Stored data:
========

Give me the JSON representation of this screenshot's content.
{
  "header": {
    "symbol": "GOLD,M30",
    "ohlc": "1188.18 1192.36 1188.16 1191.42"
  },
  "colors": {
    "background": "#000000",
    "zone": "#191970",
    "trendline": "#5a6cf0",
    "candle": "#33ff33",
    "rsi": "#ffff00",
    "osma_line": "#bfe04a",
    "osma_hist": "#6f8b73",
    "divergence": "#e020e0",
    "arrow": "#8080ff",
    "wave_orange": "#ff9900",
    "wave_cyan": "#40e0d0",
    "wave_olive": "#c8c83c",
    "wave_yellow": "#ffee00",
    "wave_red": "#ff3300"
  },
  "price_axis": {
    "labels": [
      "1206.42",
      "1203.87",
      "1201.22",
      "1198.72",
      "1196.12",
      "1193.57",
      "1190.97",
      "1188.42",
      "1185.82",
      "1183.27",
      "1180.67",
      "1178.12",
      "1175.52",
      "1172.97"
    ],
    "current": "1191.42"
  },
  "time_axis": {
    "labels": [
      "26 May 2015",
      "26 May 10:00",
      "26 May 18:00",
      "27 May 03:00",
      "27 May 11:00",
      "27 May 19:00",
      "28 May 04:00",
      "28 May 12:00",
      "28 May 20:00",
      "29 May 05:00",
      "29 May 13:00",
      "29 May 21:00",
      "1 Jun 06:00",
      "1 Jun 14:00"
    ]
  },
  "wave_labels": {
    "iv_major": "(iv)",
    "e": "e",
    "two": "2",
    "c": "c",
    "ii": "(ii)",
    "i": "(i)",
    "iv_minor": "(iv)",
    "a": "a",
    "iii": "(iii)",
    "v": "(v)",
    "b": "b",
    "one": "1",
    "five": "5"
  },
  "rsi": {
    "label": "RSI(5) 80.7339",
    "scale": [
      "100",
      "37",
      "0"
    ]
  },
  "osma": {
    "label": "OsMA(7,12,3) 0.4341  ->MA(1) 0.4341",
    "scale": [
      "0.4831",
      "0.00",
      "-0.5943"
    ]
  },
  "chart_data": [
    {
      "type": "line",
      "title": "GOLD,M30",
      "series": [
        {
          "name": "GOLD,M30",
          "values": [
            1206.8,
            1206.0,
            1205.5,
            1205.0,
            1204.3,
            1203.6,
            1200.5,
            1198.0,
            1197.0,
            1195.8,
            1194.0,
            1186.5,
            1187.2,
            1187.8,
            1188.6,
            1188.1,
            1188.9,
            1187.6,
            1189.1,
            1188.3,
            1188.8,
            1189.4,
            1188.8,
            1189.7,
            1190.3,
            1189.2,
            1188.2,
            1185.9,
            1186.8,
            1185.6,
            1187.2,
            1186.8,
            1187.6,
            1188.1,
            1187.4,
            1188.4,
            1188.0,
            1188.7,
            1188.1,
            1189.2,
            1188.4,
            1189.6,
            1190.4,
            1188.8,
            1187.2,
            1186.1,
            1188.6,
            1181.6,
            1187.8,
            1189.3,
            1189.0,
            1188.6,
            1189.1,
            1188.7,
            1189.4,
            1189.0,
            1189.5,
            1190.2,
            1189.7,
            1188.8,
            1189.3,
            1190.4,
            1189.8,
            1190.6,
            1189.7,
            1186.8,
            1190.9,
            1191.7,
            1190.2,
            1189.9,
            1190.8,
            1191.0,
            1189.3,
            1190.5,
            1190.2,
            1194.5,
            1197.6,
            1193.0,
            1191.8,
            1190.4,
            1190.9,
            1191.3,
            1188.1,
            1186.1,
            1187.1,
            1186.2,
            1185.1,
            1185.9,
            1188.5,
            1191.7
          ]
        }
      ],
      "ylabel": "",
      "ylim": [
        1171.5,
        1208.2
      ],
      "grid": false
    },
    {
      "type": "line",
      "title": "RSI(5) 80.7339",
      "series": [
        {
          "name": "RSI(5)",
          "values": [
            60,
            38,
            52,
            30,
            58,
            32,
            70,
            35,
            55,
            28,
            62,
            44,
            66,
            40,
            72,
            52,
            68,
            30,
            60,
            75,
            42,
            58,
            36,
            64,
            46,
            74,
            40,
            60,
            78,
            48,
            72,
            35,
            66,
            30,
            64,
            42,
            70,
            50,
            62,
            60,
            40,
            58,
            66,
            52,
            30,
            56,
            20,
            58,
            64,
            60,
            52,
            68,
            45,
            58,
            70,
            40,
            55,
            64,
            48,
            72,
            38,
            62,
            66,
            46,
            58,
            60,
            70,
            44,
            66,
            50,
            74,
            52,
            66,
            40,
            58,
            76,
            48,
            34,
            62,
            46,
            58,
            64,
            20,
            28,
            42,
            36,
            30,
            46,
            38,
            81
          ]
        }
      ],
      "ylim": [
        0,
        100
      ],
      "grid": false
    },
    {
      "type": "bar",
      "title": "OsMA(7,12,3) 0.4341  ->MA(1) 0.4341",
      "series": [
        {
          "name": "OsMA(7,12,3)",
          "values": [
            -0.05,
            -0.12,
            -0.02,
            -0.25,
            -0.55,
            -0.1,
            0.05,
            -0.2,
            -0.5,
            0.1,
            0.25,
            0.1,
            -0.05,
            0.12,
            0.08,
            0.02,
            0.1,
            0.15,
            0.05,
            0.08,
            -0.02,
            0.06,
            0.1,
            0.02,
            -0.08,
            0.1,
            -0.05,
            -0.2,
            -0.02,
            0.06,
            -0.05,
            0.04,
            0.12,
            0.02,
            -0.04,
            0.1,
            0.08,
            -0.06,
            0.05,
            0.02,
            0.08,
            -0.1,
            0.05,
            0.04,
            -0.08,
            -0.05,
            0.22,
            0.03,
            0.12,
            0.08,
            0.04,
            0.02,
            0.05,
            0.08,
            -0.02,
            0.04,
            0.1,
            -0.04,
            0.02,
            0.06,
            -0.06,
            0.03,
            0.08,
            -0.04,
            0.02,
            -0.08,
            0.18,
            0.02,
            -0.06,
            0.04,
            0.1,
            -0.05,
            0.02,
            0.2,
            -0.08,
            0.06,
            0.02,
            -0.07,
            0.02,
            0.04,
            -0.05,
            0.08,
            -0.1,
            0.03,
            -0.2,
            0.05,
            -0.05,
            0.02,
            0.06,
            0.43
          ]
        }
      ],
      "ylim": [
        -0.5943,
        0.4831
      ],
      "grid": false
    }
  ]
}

========

→ INSTRUCTIONS TO FOLLOW: Write out every line of the material again, exactly as it reads.

→ TASK OUTPUT:
Give me the JSON representation of this screenshot's content.
{
  "header": {
    "symbol": "GOLD,M30",
    "ohlc": "1188.18 1192.36 1188.16 1191.42"
  },
  "colors": {
    "background": "#000000",
    "zone": "#191970",
    "trendline": "#5a6cf0",
    "candle": "#33ff33",
    "rsi": "#ffff00",
    "osma_line": "#bfe04a",
    "osma_hist": "#6f8b73",
    "divergence": "#e020e0",
    "arrow": "#8080ff",
    "wave_orange": "#ff9900",
    "wave_cyan": "#40e0d0",
    "wave_olive": "#c8c83c",
    "wave_yellow": "#ffee00",
    "wave_red": "#ff3300"
  },
  "price_axis": {
    "labels": [
      "1206.42",
      "1203.87",
      "1201.22",
      "1198.72",
      "1196.12",
      "1193.57",
      "1190.97",
      "1188.42",
      "1185.82",
      "1183.27",
      "1180.67",
      "1178.12",
      "1175.52",
      "1172.97"
    ],
    "current": "1191.42"
  },
  "time_axis": {
    "labels": [
      "26 May 2015",
      "26 May 10:00",
      "26 May 18:00",
      "27 May 03:00",
      "27 May 11:00",
      "27 May 19:00",
      "28 May 04:00",
      "28 May 12:00",
      "28 May 20:00",
      "29 May 05:00",
      "29 May 13:00",
      "29 May 21:00",
      "1 Jun 06:00",
      "1 Jun 14:00"
    ]
  },
  "wave_labels": {
    "iv_major": "(iv)",
    "e": "e",
    "two": "2",
    "c": "c",
    "ii": "(ii)",
    "i": "(i)",
    "iv_minor": "(iv)",
    "a": "a",
    "iii": "(iii)",
    "v": "(v)",
    "b": "b",
    "one": "1",
    "five": "5"
  },
  "rsi": {
    "label": "RSI(5) 80.7339",
    "scale": [
      "100",
      "37",
      "0"
    ]
  },
  "osma": {
    "label": "OsMA(7,12,3) 0.4341  ->MA(1) 0.4341",
    "scale": [
      "0.4831",
      "0.00",
      "-0.5943"
    ]
  },
  "chart_data": [
    {
      "type": "line",
      "title": "GOLD,M30",
      "series": [
        {
          "name": "GOLD,M30",
          "values": [
            1206.8,
            1206.0,
            1205.5,
            1205.0,
            1204.3,
            1203.6,
            1200.5,
            1198.0,
            1197.0,
            1195.8,
            1194.0,
            1186.5,
            1187.2,
            1187.8,
            1188.6,
            1188.1,
            1188.9,
            1187.6,
            1189.1,
            1188.3,
            1188.8,
            1189.4,
            1188.8,
            1189.7,
            1190.3,
            1189.2,
            1188.2,
            1185.9,
            1186.8,
            1185.6,
            1187.2,
            1186.8,
            1187.6,
            1188.1,
            1187.4,
            1188.4,
            1188.0,
            1188.7,
            1188.1,
            1189.2,
            1188.4,
            1189.6,
            1190.4,
            1188.8,
            1187.2,
            1186.1,
            1188.6,
            1181.6,
            1187.8,
            1189.3,
            1189.0,
            1188.6,
            1189.1,
            1188.7,
            1189.4,
            1189.0,
            1189.5,
            1190.2,
            1189.7,
            1188.8,
            1189.3,
            1190.4,
            1189.8,
            1190.6,
            1189.7,
            1186.8,
            1190.9,
            1191.7,
            1190.2,
            1189.9,
            1190.8,
            1191.0,
            1189.3,
            1190.5,
            1190.2,
            1194.5,
            1197.6,
            1193.0,
            1191.8,
            1190.4,
            1190.9,
            1191.3,
            1188.1,
            1186.1,
            1187.1,
            1186.2,
            1185.1,
            1185.9,
            1188.5,
            1191.7
          ]
        }
      ],
      "ylabel": "",
      "ylim": [
        1171.5,
        1208.2
      ],
      "grid": false
    },
    {
      "type": "line",
      "title": "RSI(5) 80.7339",
      "series": [
        {
          "name": "RSI(5)",
          "values": [
            60,
            38,
            52,
            30,
            58,
            32,
            70,
            35,
            55,
            28,
            62,
            44,
            66,
            40,
            72,
            52,
            68,
            30,
            60,
            75,
            42,
            58,
            36,
            64,
            46,
            74,
            40,
            60,
            78,
            48,
            72,
            35,
            66,
            30,
            64,
            42,
            70,
            50,
            62,
            60,
            40,
            58,
            66,
            52,
            30,
            56,
            20,
            58,
            64,
            60,
            52,
            68,
            45,
            58,
            70,
            40,
            55,
            64,
            48,
            72,
            38,
            62,
            66,
            46,
            58,
            60,
            70,
            44,
            66,
            50,
            74,
            52,
            66,
            40,
            58,
            76,
            48,
            34,
            62,
            46,
            58,
            64,
            20,
            28,
            42,
            36,
            30,
            46,
            38,
            81
          ]
        }
      ],
      "ylim": [
        0,
        100
      ],
      "grid": false
    },
    {
      "type": "bar",
      "title": "OsMA(7,12,3) 0.4341  ->MA(1) 0.4341",
      "series": [
        {
          "name": "OsMA(7,12,3)",
          "values": [
            -0.05,
            -0.12,
            -0.02,
            -0.25,
            -0.55,
            -0.1,
            0.05,
            -0.2,
            -0.5,
            0.1,
            0.25,
            0.1,
            -0.05,
            0.12,
            0.08,
            0.02,
            0.1,
            0.15,
            0.05,
            0.08,
            -0.02,
            0.06,
            0.1,
            0.02,
            -0.08,
            0.1,
            -0.05,
            -0.2,
            -0.02,
            0.06,
            -0.05,
            0.04,
            0.12,
            0.02,
            -0.04,
            0.1,
            0.08,
            -0.06,
            0.05,
            0.02,
            0.08,
            -0.1,
            0.05,
            0.04,
            -0.08,
            -0.05,
            0.22,
            0.03,
            0.12,
            0.08,
            0.04,
            0.02,
            0.05,
            0.08,
            -0.02,
            0.04,
            0.1,
            -0.04,
            0.02,
            0.06,
            -0.06,
            0.03,
            0.08,
            -0.04,
            0.02,
            -0.08,
            0.18,
            0.02,
            -0.06,
            0.04,
            0.1,
            -0.05,
            0.02,
            0.2,
            -0.08,
            0.06,
            0.02,
            -0.07,
            0.02,
            0.04,
            -0.05,
            0.08,
            -0.1,
            0.03,
            -0.2,
            0.05,
            -0.05,
            0.02,
            0.06,
            0.43
          ]
        }
      ],
      "ylim": [
        -0.5943,
        0.4831
      ],
      "grid": false
    }
  ]
}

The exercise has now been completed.